* **Set exercise**: Give every line from the entries that contains "Last".
───── Supplied records ─────
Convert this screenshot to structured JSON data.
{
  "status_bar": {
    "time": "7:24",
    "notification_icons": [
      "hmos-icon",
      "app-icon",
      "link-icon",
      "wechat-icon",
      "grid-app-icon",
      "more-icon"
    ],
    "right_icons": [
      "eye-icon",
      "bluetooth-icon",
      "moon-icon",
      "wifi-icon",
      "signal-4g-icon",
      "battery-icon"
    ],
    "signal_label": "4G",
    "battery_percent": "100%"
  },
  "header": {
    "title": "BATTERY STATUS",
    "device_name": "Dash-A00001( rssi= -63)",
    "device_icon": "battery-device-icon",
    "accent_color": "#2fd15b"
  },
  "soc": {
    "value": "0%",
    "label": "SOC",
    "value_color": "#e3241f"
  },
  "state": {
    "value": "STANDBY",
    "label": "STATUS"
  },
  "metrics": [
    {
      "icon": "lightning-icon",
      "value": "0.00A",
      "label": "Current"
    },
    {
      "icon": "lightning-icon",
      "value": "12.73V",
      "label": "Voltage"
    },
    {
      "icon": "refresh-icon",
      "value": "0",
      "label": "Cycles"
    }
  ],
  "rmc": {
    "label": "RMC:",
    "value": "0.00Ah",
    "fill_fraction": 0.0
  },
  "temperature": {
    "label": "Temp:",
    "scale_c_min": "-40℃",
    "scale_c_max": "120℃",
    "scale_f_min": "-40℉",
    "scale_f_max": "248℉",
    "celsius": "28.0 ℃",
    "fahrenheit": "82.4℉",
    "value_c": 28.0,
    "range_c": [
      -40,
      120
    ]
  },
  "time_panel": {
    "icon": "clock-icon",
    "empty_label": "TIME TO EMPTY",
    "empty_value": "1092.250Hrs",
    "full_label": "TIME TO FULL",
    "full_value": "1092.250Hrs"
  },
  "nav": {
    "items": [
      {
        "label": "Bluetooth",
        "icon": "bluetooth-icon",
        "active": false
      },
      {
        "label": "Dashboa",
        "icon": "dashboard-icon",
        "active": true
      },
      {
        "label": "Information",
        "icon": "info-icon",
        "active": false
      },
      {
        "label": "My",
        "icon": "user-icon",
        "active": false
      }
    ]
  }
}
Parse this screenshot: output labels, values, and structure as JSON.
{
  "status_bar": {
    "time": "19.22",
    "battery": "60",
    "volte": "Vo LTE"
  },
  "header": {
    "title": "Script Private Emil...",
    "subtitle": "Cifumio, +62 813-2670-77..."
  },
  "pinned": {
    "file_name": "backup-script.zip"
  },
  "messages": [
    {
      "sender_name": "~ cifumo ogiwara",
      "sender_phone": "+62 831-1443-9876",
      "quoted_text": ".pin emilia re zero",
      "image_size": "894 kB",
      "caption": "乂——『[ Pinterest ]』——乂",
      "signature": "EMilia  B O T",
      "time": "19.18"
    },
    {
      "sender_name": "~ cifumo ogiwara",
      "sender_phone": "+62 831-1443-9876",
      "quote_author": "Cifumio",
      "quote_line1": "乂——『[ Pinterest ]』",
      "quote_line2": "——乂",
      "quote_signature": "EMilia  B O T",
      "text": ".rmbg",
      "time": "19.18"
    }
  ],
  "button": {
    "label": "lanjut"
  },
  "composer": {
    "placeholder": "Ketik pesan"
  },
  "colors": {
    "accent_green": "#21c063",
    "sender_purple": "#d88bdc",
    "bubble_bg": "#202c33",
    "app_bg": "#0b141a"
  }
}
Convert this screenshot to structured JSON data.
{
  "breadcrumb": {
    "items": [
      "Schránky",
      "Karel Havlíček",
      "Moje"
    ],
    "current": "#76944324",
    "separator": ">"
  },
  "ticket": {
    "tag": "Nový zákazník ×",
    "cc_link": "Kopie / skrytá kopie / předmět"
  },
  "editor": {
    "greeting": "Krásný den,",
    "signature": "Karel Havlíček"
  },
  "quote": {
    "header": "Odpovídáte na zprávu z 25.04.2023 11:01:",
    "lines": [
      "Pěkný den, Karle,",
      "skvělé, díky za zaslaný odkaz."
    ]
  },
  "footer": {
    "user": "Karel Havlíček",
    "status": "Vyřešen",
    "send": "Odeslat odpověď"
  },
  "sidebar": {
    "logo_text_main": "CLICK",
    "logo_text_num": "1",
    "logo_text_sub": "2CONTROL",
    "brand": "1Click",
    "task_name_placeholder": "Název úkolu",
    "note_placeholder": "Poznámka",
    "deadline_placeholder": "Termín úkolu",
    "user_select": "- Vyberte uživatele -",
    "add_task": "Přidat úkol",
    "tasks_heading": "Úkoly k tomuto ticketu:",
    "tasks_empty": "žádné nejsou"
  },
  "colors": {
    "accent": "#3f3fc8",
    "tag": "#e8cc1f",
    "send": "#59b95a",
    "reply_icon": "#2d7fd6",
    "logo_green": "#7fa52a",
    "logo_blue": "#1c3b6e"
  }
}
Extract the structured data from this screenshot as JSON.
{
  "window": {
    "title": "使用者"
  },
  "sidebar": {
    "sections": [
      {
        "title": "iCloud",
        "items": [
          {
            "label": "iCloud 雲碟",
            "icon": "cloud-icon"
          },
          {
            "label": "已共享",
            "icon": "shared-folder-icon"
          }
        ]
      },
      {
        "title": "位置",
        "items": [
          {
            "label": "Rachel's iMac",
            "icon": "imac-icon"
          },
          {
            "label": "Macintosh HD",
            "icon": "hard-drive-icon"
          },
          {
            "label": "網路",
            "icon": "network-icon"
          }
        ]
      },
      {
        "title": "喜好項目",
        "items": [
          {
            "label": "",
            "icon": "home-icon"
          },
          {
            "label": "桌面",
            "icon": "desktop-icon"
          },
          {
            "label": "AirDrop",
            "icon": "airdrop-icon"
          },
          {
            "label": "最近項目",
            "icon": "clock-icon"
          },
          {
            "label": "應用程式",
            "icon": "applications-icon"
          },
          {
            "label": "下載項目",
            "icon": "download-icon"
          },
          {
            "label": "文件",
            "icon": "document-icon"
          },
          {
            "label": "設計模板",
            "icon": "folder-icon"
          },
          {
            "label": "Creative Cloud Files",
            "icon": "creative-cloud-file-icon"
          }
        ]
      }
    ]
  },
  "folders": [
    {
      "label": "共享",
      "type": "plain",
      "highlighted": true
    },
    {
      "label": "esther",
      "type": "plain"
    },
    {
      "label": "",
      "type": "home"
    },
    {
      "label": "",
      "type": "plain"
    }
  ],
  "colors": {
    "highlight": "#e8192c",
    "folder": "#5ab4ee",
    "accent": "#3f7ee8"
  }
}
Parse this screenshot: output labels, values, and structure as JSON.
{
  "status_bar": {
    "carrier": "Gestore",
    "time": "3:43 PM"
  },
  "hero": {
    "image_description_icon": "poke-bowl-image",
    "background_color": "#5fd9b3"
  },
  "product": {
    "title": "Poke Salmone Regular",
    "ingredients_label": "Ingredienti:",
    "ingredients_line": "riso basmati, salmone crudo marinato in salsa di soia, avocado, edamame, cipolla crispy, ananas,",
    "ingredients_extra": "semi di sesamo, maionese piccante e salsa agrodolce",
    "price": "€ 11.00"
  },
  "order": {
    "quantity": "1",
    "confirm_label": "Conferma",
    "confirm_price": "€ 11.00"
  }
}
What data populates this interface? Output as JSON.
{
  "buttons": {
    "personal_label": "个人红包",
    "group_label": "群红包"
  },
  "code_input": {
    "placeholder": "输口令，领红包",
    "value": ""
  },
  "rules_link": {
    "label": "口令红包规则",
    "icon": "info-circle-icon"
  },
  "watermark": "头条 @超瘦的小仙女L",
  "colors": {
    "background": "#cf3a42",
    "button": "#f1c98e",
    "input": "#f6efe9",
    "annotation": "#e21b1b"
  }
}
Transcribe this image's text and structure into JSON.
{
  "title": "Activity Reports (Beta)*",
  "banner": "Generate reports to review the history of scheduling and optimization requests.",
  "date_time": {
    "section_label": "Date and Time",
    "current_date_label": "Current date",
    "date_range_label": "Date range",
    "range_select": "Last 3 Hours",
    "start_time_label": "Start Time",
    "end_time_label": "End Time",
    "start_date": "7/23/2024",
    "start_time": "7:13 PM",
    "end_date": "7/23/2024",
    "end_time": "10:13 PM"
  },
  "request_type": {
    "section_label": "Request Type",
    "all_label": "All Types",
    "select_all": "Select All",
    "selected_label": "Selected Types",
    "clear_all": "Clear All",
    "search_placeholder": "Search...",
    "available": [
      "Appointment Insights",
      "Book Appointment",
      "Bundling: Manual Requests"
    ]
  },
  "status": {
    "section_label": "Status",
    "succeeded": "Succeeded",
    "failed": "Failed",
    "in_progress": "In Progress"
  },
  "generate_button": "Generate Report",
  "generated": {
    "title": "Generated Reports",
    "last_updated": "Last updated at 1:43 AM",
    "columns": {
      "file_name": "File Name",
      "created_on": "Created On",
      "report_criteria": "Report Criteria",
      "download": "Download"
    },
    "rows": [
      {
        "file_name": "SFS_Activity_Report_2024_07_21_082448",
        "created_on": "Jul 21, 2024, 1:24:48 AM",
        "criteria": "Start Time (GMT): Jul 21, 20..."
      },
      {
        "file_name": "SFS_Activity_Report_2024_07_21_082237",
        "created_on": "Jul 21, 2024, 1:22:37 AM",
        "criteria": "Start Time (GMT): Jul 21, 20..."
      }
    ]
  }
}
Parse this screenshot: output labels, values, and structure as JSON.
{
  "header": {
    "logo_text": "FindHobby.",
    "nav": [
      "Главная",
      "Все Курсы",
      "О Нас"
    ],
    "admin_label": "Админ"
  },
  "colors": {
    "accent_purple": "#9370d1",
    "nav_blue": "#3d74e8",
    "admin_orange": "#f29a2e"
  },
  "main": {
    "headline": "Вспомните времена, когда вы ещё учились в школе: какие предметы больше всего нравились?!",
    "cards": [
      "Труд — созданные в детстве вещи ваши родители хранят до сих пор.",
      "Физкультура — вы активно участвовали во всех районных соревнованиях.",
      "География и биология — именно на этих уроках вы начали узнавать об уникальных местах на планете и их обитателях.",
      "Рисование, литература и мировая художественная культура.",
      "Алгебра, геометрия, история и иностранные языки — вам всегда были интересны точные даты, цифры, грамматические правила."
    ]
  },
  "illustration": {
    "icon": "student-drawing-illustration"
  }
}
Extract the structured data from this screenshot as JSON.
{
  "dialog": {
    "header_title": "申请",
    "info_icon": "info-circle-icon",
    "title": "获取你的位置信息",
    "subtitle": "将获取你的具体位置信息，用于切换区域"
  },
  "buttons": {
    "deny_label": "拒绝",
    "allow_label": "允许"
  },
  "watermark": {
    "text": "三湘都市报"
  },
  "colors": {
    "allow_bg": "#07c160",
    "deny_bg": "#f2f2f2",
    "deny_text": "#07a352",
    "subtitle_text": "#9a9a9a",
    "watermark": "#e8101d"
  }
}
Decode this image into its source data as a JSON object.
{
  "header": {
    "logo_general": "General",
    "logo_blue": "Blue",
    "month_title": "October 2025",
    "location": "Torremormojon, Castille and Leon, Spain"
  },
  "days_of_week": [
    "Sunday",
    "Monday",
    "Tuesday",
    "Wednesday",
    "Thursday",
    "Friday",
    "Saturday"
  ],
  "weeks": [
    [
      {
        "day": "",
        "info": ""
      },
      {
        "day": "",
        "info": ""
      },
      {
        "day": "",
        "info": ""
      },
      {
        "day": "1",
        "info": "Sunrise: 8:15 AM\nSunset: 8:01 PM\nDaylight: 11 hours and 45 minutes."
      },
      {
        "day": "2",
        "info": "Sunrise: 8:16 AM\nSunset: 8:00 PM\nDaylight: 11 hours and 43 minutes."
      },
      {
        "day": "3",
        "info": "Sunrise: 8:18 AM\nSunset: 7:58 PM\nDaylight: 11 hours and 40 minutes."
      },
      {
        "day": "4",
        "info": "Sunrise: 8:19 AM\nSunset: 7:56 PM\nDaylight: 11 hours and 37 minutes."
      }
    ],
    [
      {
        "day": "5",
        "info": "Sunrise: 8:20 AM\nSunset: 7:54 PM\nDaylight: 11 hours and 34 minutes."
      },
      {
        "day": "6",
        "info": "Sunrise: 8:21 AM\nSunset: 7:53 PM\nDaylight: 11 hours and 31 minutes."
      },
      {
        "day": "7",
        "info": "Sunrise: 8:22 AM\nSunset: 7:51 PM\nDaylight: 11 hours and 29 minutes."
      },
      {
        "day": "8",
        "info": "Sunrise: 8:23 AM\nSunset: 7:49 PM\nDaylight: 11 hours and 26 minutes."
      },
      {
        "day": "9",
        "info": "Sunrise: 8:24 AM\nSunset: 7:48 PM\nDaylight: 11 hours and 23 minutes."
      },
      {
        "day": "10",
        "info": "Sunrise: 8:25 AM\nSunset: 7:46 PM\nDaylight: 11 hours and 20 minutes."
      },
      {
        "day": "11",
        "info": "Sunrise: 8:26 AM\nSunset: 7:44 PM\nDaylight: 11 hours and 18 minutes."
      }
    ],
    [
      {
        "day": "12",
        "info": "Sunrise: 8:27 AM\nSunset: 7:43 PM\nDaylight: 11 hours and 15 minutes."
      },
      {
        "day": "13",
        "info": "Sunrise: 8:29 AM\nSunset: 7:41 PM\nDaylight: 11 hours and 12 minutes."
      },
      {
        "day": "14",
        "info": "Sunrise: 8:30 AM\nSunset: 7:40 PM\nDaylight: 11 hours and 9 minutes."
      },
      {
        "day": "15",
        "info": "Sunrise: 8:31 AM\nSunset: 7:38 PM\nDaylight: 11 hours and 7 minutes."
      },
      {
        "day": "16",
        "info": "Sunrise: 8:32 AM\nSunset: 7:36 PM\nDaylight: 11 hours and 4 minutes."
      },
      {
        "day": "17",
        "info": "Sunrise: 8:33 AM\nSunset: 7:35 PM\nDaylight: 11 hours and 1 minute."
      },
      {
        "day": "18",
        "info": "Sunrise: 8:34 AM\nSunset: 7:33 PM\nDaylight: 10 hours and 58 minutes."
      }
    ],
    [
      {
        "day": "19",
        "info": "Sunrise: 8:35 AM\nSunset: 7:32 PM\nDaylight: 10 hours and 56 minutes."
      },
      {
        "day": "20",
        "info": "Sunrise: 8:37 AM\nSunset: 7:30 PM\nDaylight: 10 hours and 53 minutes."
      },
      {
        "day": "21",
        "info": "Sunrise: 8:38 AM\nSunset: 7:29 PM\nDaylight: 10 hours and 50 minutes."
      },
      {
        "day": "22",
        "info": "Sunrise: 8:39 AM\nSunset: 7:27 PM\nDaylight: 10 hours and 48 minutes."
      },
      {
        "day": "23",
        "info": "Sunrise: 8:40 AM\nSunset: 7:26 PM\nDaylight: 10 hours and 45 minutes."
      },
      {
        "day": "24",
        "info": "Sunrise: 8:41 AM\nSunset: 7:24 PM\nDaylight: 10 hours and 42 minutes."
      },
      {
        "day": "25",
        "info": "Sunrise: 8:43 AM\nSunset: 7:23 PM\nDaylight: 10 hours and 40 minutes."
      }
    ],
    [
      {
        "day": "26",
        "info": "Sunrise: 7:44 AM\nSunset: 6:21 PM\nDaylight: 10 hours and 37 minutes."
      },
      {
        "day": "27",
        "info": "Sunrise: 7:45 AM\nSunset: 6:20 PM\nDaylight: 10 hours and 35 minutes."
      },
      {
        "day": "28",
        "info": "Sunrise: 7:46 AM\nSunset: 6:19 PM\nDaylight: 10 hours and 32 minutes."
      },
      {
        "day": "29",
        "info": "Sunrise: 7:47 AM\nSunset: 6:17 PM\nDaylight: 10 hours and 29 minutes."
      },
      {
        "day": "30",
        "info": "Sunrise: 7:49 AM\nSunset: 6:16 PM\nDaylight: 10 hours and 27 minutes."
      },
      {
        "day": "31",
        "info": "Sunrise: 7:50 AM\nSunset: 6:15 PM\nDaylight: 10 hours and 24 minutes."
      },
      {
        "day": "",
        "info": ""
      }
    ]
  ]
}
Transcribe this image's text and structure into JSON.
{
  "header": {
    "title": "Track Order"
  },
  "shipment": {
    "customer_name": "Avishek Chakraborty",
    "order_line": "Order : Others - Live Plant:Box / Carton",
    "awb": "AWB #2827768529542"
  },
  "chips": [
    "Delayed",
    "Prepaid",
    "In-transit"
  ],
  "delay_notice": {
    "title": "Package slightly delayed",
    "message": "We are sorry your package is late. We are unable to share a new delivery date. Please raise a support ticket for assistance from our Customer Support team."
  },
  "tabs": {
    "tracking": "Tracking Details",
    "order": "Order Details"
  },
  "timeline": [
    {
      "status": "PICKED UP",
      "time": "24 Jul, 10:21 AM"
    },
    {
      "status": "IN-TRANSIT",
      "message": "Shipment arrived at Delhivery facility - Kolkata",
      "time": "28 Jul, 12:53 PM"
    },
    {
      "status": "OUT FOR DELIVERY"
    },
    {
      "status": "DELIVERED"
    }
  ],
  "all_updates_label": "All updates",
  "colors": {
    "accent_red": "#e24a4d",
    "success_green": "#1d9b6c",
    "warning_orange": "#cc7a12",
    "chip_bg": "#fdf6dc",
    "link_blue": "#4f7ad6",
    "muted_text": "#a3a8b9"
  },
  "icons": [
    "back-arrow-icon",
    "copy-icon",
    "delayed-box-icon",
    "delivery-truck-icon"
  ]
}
─────
* **Correct result**:
    "range_select": "Last 3 Hours",
    "last_updated": "Last updated at 1:43 AM",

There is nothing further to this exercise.